**EXERCISE OBJECTIVE**:
Return every line of the records below that contains the string "indicator".

**RECORDS PROVIDED**:
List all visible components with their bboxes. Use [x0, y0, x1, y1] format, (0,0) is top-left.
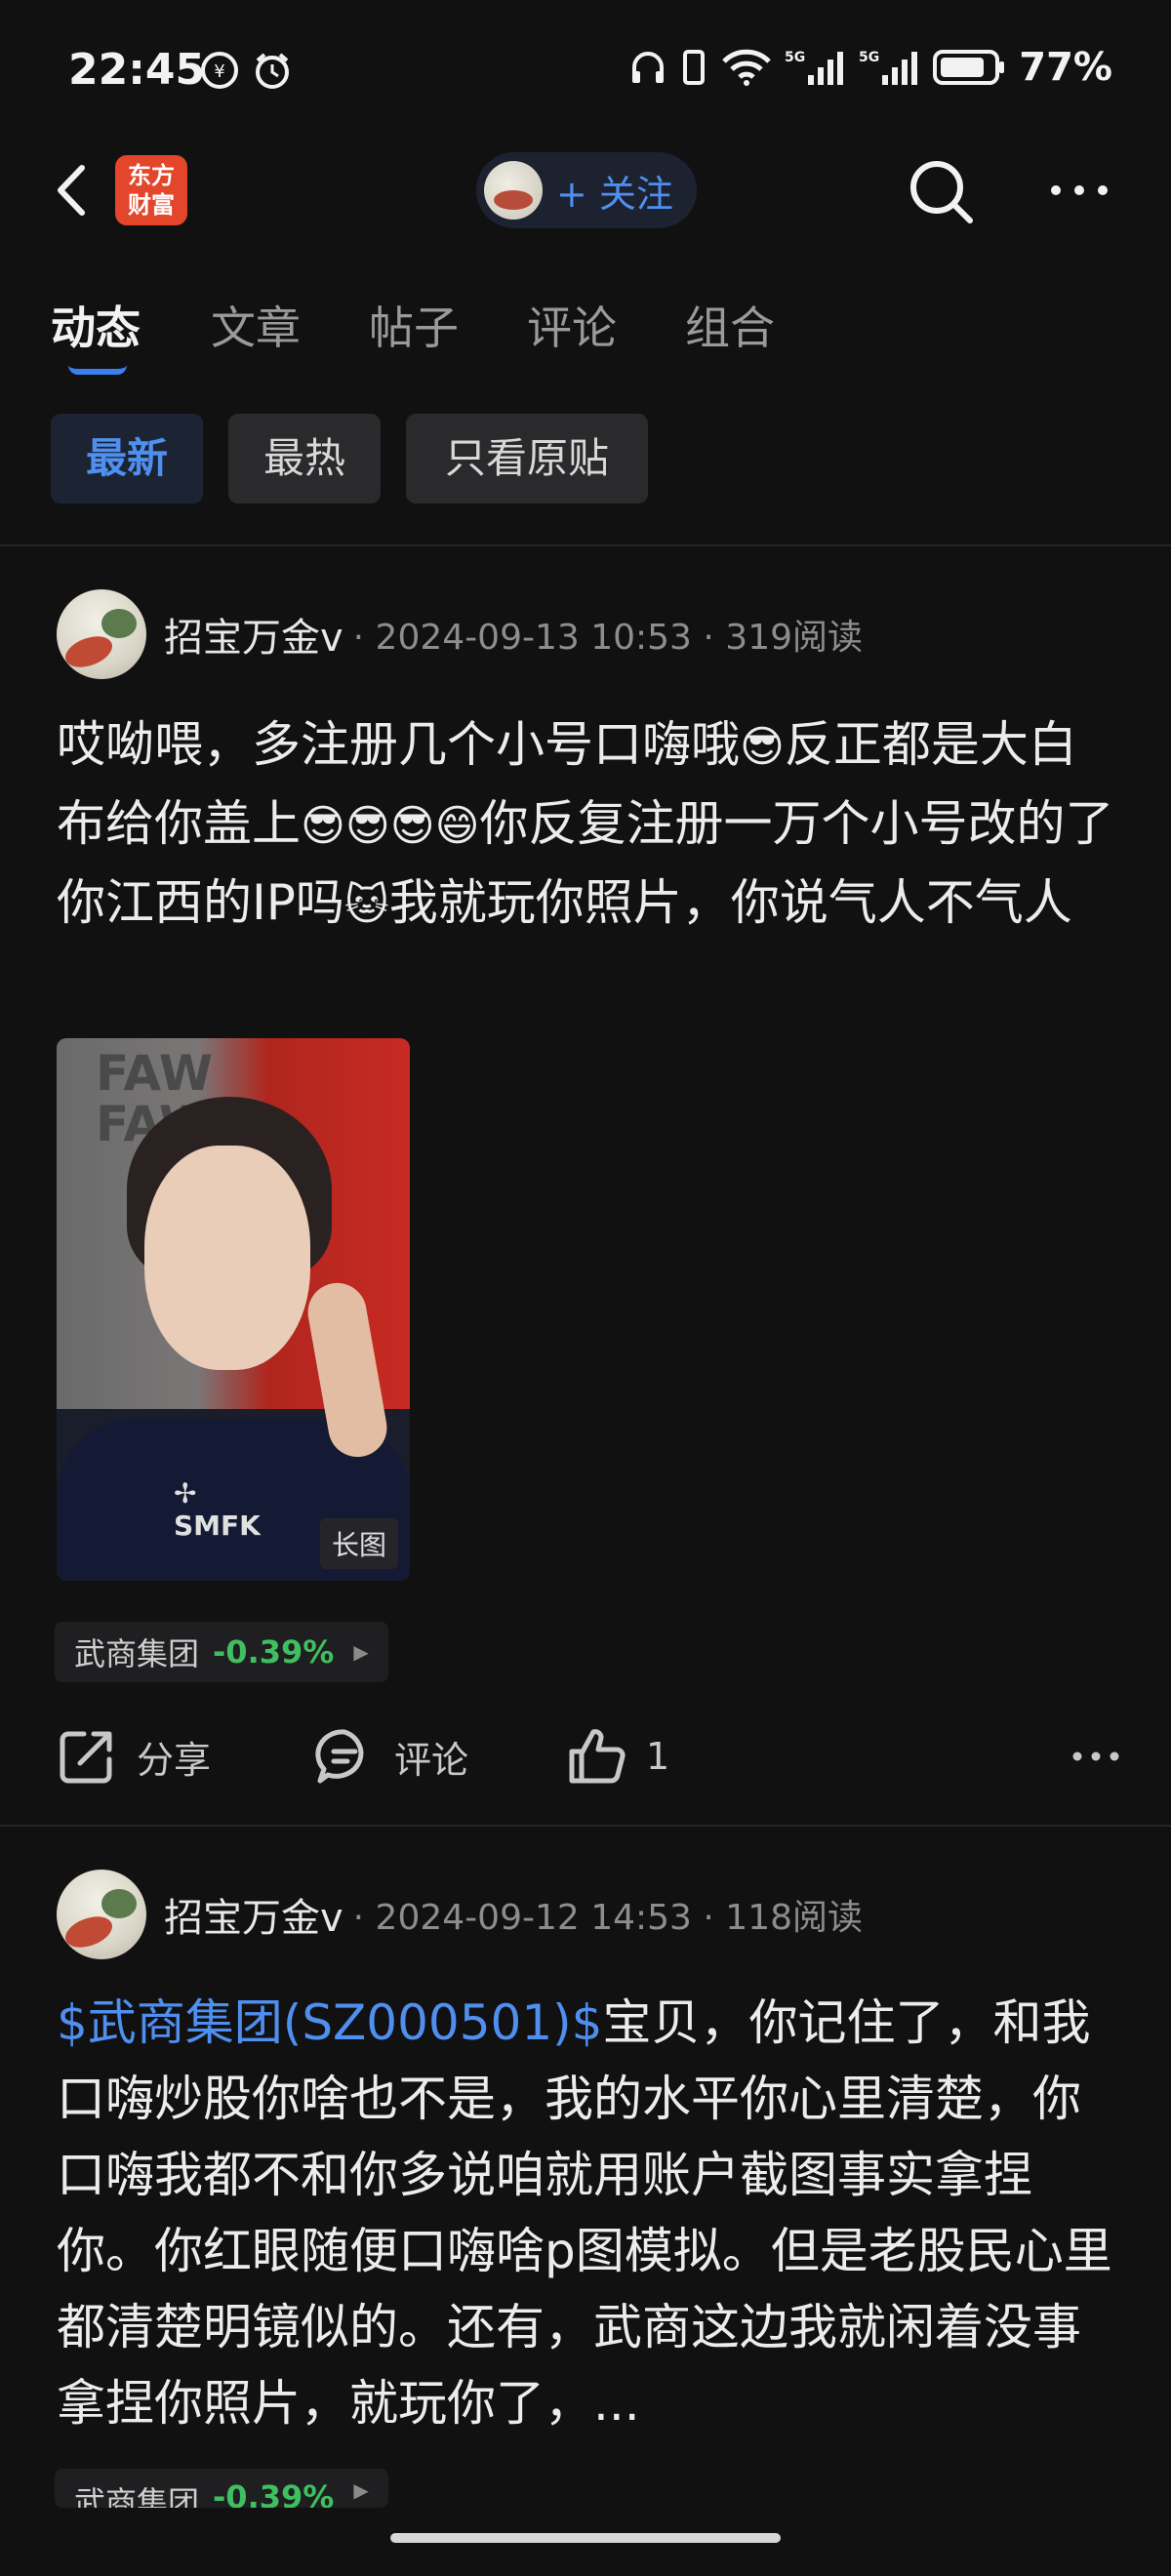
follow-button[interactable]: + 关注: [476, 152, 697, 228]
post-text[interactable]: $武商集团(SZ000501)$宝贝，你记住了，和我口嗨炒股你啥也不是，我的水平…: [57, 1985, 1120, 2441]
chevron-right-icon: ▶: [353, 1640, 369, 1664]
svg-text:5G: 5G: [859, 50, 879, 65]
logo-text-line1: 东方: [128, 162, 175, 189]
image-shirt-logo: ✢ SMFK: [174, 1477, 261, 1542]
image-face: [144, 1146, 310, 1370]
comment-icon: [315, 1729, 364, 1784]
post-actions: 分享 评论 1: [57, 1717, 1120, 1795]
stock-change: -0.39%: [213, 1633, 335, 1670]
comment-label: 评论: [394, 1738, 469, 1782]
battery-percent: 77%: [1019, 45, 1112, 90]
stock-change: -0.39%: [213, 2478, 335, 2508]
post-text-part: 我就玩你照片，你说气人不气人: [388, 874, 1072, 931]
app-logo: 东方 财富: [115, 155, 187, 225]
status-icons: ¥: [200, 51, 292, 90]
stock-tag[interactable]: 武商集团 -0.39% ▶: [55, 1622, 388, 1682]
filter-latest[interactable]: 最新: [51, 414, 203, 503]
tab-comments[interactable]: 评论: [527, 293, 617, 357]
post-meta: · 2024-09-13 10:53 · 319阅读: [352, 618, 864, 658]
battery-icon: [933, 50, 1005, 85]
more-icon[interactable]: [1071, 1742, 1120, 1771]
avatar[interactable]: [57, 1870, 146, 1959]
avatar: [484, 161, 543, 220]
data-saver-icon: ¥: [201, 52, 238, 89]
chevron-right-icon: ▶: [353, 2478, 369, 2502]
like-button[interactable]: 1: [566, 1717, 669, 1795]
long-image-badge: 长图: [319, 1518, 398, 1569]
stock-link[interactable]: $武商集团(SZ000501)$: [57, 1994, 603, 2051]
stock-name: 武商集团: [74, 2484, 200, 2508]
logo-text-line2: 财富: [128, 191, 175, 219]
alarm-icon: [256, 53, 289, 89]
status-time: 22:45: [68, 45, 206, 95]
avatar[interactable]: [57, 589, 146, 679]
author-name[interactable]: 招宝万金v: [164, 1886, 343, 1943]
comment-button[interactable]: 评论: [314, 1717, 468, 1795]
stock-name: 武商集团: [74, 1635, 200, 1672]
tab-portfolio[interactable]: 组合: [685, 293, 775, 357]
post-text-part: 宝贝，你记住了，和我口嗨炒股你啥也不是，我的水平你心里清楚，你口嗨我都不和你多说…: [57, 1994, 1112, 2432]
tab-dynamics[interactable]: 动态: [51, 293, 141, 357]
post-meta: · 2024-09-12 14:53 · 118阅读: [352, 1898, 864, 1938]
author-name[interactable]: 招宝万金v: [164, 606, 343, 663]
filter-original-only[interactable]: 只看原贴: [406, 414, 648, 503]
like-count: 1: [646, 1735, 670, 1778]
share-button[interactable]: 分享: [57, 1717, 211, 1795]
status-bar: 22:45 ¥ 5G 5G 77%: [0, 0, 1171, 146]
svg-text:¥: ¥: [214, 61, 224, 82]
status-right: 5G 5G 77%: [628, 45, 1112, 90]
divider: [0, 1825, 1171, 1827]
vibrate-icon: [683, 50, 706, 85]
thumbs-up-icon: [569, 1729, 626, 1784]
post-image[interactable]: FAW FAW ✢ SMFK 长图: [57, 1038, 410, 1581]
svg-text:5G: 5G: [785, 50, 805, 65]
follow-label: + 关注: [556, 172, 673, 216]
wifi-icon: [722, 49, 772, 86]
divider: [0, 544, 1171, 546]
post-header: 招宝万金v · 2024-09-13 10:53 · 319阅读: [57, 589, 863, 679]
signal-5g-icon: 5G: [859, 50, 918, 85]
back-icon[interactable]: [49, 156, 98, 224]
emoji-icon: 😎: [740, 722, 785, 772]
post-header: 招宝万金v · 2024-09-12 14:53 · 118阅读: [57, 1870, 863, 1959]
post-text-part: 哎呦喂，多注册几个小号口嗨哦: [57, 716, 740, 773]
headphones-icon: [632, 52, 665, 83]
emoji-icon: 🐱: [343, 880, 389, 930]
home-indicator[interactable]: [390, 2533, 781, 2543]
emoji-icon: 😎😎😎😄: [301, 801, 480, 851]
tab-articles[interactable]: 文章: [211, 293, 301, 357]
filter-hottest[interactable]: 最热: [228, 414, 381, 503]
stock-tag[interactable]: 武商集团 -0.39% ▶: [55, 2469, 388, 2508]
tab-posts[interactable]: 帖子: [369, 293, 459, 357]
share-icon: [60, 1731, 112, 1784]
more-icon[interactable]: [1048, 176, 1110, 205]
post-text[interactable]: 哎呦喂，多注册几个小号口嗨哦😎反正都是大白布给你盖上😎😎😎😄你反复注册一万个小号…: [57, 706, 1120, 944]
signal-5g-icon: 5G: [785, 50, 844, 85]
share-label: 分享: [137, 1738, 212, 1782]
tab-indicator: [68, 365, 127, 375]
search-icon[interactable]: [906, 156, 976, 226]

**RESULT FOR THIS TASK**:
home-indicator[interactable]: [390, 2533, 781, 2543]
tab-indicator: [68, 365, 127, 375]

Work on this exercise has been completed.